[BEGIN DATASET RECORDS]

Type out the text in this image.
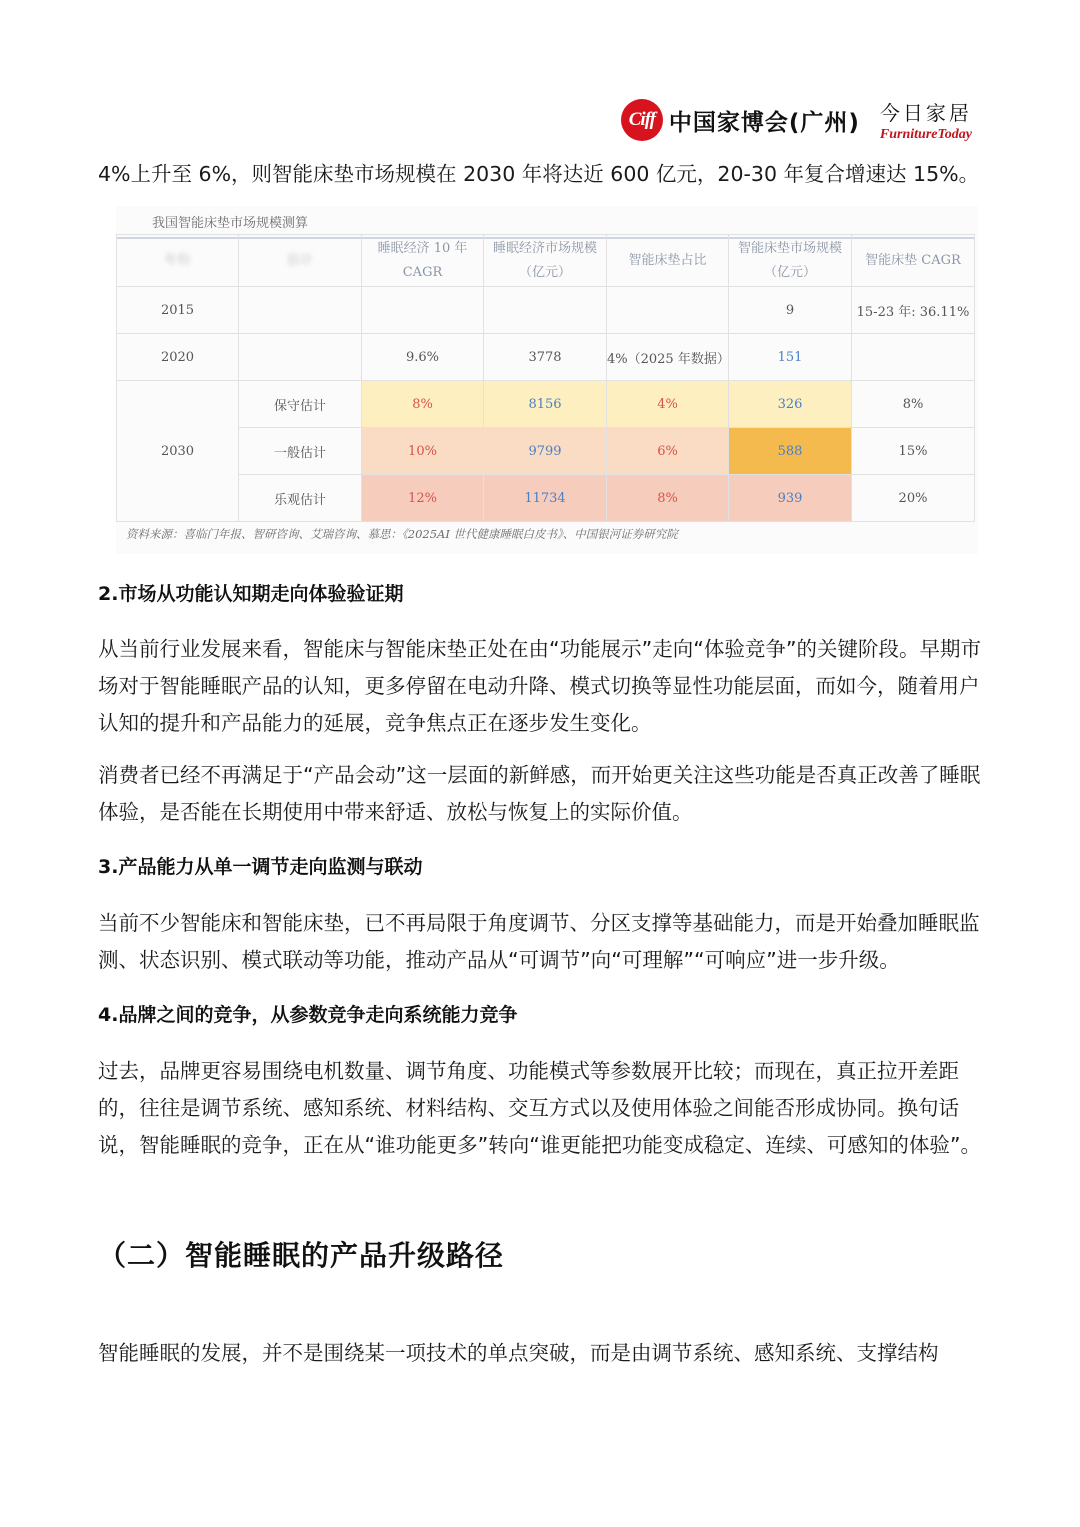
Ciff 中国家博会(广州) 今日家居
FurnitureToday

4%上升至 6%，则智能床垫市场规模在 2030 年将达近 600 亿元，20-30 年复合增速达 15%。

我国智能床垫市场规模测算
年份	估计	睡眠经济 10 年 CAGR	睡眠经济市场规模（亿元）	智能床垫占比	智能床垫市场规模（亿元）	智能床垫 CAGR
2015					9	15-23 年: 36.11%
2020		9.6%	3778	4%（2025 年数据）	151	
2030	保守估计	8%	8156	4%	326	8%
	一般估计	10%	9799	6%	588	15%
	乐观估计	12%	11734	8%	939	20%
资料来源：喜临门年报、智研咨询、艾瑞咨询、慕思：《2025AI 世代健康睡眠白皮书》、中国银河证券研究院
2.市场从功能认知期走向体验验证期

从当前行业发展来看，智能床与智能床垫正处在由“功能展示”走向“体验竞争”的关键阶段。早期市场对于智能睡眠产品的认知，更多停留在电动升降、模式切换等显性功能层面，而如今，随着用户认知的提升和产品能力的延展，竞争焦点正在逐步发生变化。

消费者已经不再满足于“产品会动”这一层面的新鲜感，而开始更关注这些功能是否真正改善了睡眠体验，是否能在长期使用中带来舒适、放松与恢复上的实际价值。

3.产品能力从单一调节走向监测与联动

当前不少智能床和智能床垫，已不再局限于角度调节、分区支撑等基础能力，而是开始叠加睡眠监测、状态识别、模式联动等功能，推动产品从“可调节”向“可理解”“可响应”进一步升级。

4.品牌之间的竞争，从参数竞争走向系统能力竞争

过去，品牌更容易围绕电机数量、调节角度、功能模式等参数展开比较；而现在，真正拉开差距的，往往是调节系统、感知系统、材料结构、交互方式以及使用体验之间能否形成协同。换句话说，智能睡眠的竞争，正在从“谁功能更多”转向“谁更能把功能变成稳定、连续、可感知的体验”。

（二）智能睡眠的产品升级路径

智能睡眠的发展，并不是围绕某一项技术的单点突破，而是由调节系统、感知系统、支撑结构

[END DATASET RECORDS]
[BEGIN DATASET RECORDS]

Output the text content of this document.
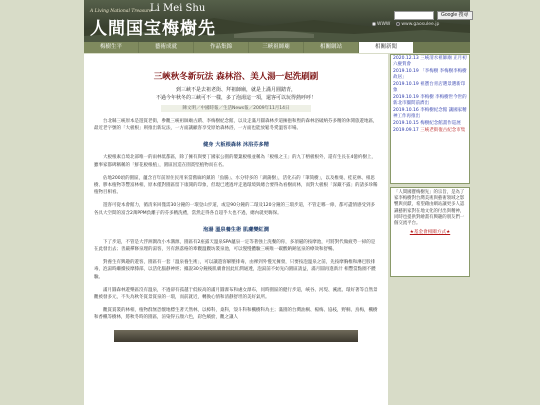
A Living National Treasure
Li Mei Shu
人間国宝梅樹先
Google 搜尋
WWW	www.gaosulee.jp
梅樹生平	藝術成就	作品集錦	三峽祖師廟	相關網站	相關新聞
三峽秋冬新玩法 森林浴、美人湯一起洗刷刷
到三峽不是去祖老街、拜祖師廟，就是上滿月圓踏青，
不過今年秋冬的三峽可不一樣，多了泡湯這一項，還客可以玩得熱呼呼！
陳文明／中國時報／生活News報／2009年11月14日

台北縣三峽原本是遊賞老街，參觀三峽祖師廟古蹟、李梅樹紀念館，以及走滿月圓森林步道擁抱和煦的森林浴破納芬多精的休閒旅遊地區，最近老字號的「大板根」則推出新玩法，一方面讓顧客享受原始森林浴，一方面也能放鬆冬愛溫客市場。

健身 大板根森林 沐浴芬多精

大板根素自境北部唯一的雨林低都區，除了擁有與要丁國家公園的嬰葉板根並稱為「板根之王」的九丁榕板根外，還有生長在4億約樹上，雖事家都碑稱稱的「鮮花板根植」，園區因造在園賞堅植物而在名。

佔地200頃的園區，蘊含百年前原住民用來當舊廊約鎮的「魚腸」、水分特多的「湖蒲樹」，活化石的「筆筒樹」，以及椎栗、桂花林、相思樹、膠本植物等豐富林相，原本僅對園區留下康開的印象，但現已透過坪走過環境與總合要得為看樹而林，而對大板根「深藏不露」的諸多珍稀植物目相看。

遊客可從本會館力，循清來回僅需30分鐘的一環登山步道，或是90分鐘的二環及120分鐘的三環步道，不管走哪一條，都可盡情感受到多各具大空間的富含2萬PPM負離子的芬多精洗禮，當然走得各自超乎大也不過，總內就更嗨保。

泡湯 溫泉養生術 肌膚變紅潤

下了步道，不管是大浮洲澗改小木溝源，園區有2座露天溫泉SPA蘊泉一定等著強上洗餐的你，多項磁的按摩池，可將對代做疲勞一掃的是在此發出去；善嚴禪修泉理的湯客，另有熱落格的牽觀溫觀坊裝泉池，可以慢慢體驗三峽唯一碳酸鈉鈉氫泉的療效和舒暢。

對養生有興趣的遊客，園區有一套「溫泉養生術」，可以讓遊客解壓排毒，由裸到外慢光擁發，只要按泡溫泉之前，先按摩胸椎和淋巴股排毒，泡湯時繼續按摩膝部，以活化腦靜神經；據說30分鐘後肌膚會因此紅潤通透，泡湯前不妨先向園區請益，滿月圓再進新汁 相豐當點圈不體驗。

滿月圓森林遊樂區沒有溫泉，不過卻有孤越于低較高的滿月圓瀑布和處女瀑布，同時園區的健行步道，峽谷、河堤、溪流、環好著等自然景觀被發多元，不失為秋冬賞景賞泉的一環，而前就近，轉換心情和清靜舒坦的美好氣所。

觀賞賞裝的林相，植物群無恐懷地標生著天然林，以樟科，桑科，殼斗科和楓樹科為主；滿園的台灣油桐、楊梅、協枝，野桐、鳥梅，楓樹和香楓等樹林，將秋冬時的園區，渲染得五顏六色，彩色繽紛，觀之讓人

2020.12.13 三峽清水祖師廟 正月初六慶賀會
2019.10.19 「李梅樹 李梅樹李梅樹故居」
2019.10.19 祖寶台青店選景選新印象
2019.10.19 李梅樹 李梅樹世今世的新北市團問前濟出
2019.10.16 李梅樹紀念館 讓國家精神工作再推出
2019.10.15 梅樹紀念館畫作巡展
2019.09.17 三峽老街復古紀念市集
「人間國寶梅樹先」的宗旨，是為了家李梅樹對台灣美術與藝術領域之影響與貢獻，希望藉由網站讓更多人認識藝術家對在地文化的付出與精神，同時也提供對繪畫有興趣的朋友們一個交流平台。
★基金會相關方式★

[END DATASET RECORDS]

§ **SET TASK**
Within the listing above, find every line containing the string "text" and return it.

§ **OUTPUT FOR THIS EXERCISE**
Type out the text in this image.
Output the text content of this document.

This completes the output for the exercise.